Give the data below again, word for word.
--- begin Input material ---
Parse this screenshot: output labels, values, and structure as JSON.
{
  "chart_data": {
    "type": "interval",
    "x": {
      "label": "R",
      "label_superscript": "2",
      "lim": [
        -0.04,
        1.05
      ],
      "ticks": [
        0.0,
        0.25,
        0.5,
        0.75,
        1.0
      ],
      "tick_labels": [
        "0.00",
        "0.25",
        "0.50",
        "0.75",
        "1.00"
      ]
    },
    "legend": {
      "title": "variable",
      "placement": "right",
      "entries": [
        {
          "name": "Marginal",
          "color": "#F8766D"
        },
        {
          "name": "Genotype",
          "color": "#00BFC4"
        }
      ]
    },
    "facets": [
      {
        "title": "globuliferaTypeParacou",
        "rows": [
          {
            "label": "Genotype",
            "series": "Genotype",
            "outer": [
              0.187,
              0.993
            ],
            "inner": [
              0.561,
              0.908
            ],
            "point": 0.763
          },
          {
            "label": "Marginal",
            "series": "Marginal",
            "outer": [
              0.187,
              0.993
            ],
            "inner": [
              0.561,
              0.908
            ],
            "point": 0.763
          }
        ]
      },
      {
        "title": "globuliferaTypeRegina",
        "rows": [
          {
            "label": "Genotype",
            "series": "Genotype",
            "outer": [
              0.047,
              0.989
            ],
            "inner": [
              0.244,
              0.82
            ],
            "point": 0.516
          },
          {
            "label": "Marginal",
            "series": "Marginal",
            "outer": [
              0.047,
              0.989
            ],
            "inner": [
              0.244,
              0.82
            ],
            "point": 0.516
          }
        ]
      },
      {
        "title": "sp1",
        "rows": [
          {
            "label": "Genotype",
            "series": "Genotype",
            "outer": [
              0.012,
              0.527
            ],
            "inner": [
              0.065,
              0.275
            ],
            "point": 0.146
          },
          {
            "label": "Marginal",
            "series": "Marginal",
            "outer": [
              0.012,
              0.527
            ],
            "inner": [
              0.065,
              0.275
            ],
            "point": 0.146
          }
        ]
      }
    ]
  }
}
--- end Input material ---
» Right answer
Parse this screenshot: output labels, values, and structure as JSON.
{
  "chart_data": {
    "type": "interval",
    "x": {
      "label": "R",
      "label_superscript": "2",
      "lim": [
        -0.04,
        1.05
      ],
      "ticks": [
        0.0,
        0.25,
        0.5,
        0.75,
        1.0
      ],
      "tick_labels": [
        "0.00",
        "0.25",
        "0.50",
        "0.75",
        "1.00"
      ]
    },
    "legend": {
      "title": "variable",
      "placement": "right",
      "entries": [
        {
          "name": "Marginal",
          "color": "#F8766D"
        },
        {
          "name": "Genotype",
          "color": "#00BFC4"
        }
      ]
    },
    "facets": [
      {
        "title": "globuliferaTypeParacou",
        "rows": [
          {
            "label": "Genotype",
            "series": "Genotype",
            "outer": [
              0.187,
              0.993
            ],
            "inner": [
              0.561,
              0.908
            ],
            "point": 0.763
          },
          {
            "label": "Marginal",
            "series": "Marginal",
            "outer": [
              0.187,
              0.993
            ],
            "inner": [
              0.561,
              0.908
            ],
            "point": 0.763
          }
        ]
      },
      {
        "title": "globuliferaTypeRegina",
        "rows": [
          {
            "label": "Genotype",
            "series": "Genotype",
            "outer": [
              0.047,
              0.989
            ],
            "inner": [
              0.244,
              0.82
            ],
            "point": 0.516
          },
          {
            "label": "Marginal",
            "series": "Marginal",
            "outer": [
              0.047,
              0.989
            ],
            "inner": [
              0.244,
              0.82
            ],
            "point": 0.516
          }
        ]
      },
      {
        "title": "sp1",
        "rows": [
          {
            "label": "Genotype",
            "series": "Genotype",
            "outer": [
              0.012,
              0.527
            ],
            "inner": [
              0.065,
              0.275
            ],
            "point": 0.146
          },
          {
            "label": "Marginal",
            "series": "Marginal",
            "outer": [
              0.012,
              0.527
            ],
            "inner": [
              0.065,
              0.275
            ],
            "point": 0.146
          }
        ]
      }
    ]
  }
}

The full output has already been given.